WRITTEN PROBLEM ▸ Extract every line of the material that holds the string "τώρα".

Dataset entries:
** START **

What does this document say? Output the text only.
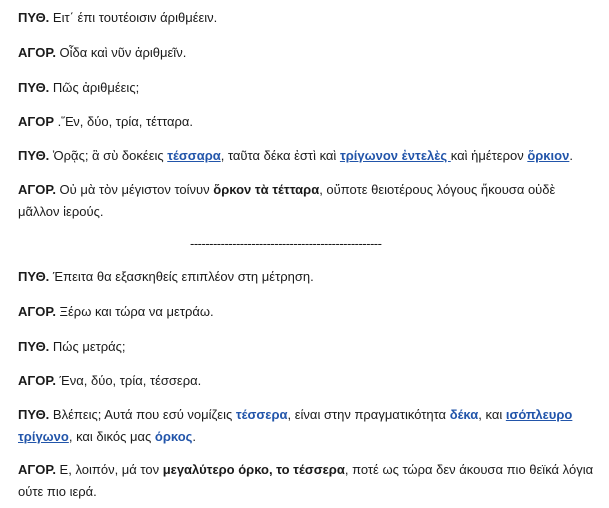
ΠΥΘ. Ειτ΄ έπι τουτέοισιν άριθμέειν.

ΑΓΟΡ. Οἶδα καὶ νῦν ἀριθμεῖν.

ΠΥΘ. Πῶς ἀριθμέεις;

ΑΓΟΡ .Ἕν, δύο, τρία, τέτταρα.

ΠΥΘ. Ὁρᾷς; ἃ σὺ δοκέεις τέσσαρα, ταῦτα δέκα ἐστὶ καὶ τρίγωνον ἐντελὲς καὶ ἡμέτερον ὅρκιον.

ΑΓΟΡ. Οὐ μὰ τὸν μέγιστον τοίνυν ὅρκον τὰ τέτταρα, οὔποτε θειοτέρους λόγους ἤκουσα οὐδὲ μᾶλλον ἱερούς.

--------------------------------------------------

ΠΥΘ. Έπειτα θα εξασκηθείς επιπλέον στη μέτρηση.

ΑΓΟΡ. Ξέρω και τώρα να μετράω.

ΠΥΘ. Πώς μετράς;

ΑΓΟΡ. Ένα, δύο, τρία, τέσσερα.

ΠΥΘ. Βλέπεις; Αυτά που εσύ νομίζεις τέσσερα, είναι στην πραγματικότητα δέκα, και ισόπλευρο τρίγωνο, και δικός μας όρκος.

ΑΓΟΡ. Ε, λοιπόν, μά τον μεγαλύτερο όρκο, το τέσσερα, ποτέ ως τώρα δεν άκουσα πιο θεϊκά λόγια ούτε πιο ιερά.
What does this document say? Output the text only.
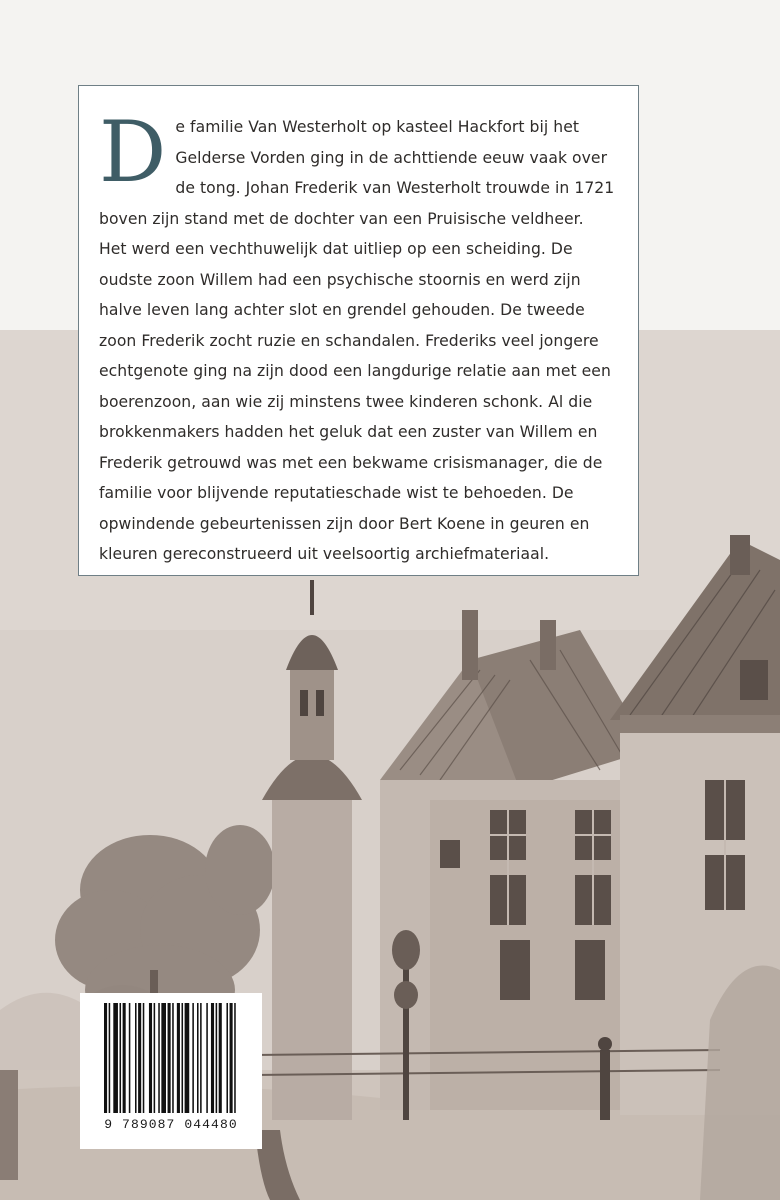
De familie Van Westerholt op kasteel Hackfort bij het Gelderse Vorden ging in de achttiende eeuw vaak over de tong. Johan Frederik van Westerholt trouwde in 1721 boven zijn stand met de dochter van een Pruisische veldheer. Het werd een vechthuwelijk dat uitliep op een scheiding. De oudste zoon Willem had een psychische stoornis en werd zijn halve leven lang achter slot en grendel gehouden. De tweede zoon Frederik zocht ruzie en schandalen. Frederiks veel jongere echtgenote ging na zijn dood een langdurige relatie aan met een boerenzoon, aan wie zij minstens twee kinderen schonk. Al die brokkenmakers hadden het geluk dat een zuster van Willem en Frederik getrouwd was met een bekwame crisismanager, die de familie voor blijvende reputatieschade wist te behoeden. De opwindende gebeurtenissen zijn door Bert Koene in geuren en kleuren gereconstrueerd uit veelsoortig archiefmateriaal.

9 789087 044480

** END **

TASK RESULT ▸
ΑΓΟΡ. Ξέρω και τώρα να μετράω.
ΑΓΟΡ. Ε, λοιπόν, μά τον μεγαλύτερο όρκο, το τέσσερα, ποτέ ως τώρα δεν άκουσα πιο θεϊκά λόγια ούτε πιο ιερά.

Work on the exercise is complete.